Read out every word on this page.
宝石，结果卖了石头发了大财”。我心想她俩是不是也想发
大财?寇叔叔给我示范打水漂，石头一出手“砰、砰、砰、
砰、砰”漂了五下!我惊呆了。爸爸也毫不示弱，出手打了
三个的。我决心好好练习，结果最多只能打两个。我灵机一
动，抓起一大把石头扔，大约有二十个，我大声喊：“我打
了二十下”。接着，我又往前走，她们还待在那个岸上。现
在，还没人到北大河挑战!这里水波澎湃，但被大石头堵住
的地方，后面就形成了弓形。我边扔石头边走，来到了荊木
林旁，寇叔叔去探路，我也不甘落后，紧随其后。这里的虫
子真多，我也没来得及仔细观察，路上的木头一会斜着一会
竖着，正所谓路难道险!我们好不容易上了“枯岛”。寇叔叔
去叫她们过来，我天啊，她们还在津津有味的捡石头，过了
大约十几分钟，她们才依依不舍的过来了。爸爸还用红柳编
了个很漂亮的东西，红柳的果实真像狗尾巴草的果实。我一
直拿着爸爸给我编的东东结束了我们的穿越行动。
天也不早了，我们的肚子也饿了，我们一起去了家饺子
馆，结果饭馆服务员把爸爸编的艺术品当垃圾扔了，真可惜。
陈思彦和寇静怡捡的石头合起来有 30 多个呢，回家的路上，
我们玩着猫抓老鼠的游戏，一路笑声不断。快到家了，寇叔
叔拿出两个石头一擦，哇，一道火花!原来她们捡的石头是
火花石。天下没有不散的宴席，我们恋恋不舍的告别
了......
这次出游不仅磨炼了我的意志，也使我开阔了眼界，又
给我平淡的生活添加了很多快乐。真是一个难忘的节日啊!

· · · · ·

Given instruction: Repeat back the data above, exact to the last character.

Answer below:
Read out every word on this page.
宝石，结果卖了石头发了大财”。我心想她俩是不是也想发
大财?寇叔叔给我示范打水漂，石头一出手“砰、砰、砰、
砰、砰”漂了五下!我惊呆了。爸爸也毫不示弱，出手打了
三个的。我决心好好练习，结果最多只能打两个。我灵机一
动，抓起一大把石头扔，大约有二十个，我大声喊：“我打
了二十下”。接着，我又往前走，她们还待在那个岸上。现
在，还没人到北大河挑战!这里水波澎湃，但被大石头堵住
的地方，后面就形成了弓形。我边扔石头边走，来到了荊木
林旁，寇叔叔去探路，我也不甘落后，紧随其后。这里的虫
子真多，我也没来得及仔细观察，路上的木头一会斜着一会
竖着，正所谓路难道险!我们好不容易上了“枯岛”。寇叔叔
去叫她们过来，我天啊，她们还在津津有味的捡石头，过了
大约十几分钟，她们才依依不舍的过来了。爸爸还用红柳编
了个很漂亮的东西，红柳的果实真像狗尾巴草的果实。我一
直拿着爸爸给我编的东东结束了我们的穿越行动。
天也不早了，我们的肚子也饿了，我们一起去了家饺子
馆，结果饭馆服务员把爸爸编的艺术品当垃圾扔了，真可惜。
陈思彦和寇静怡捡的石头合起来有 30 多个呢，回家的路上，
我们玩着猫抓老鼠的游戏，一路笑声不断。快到家了，寇叔
叔拿出两个石头一擦，哇，一道火花!原来她们捡的石头是
火花石。天下没有不散的宴席，我们恋恋不舍的告别
了......
这次出游不仅磨炼了我的意志，也使我开阔了眼界，又
给我平淡的生活添加了很多快乐。真是一个难忘的节日啊!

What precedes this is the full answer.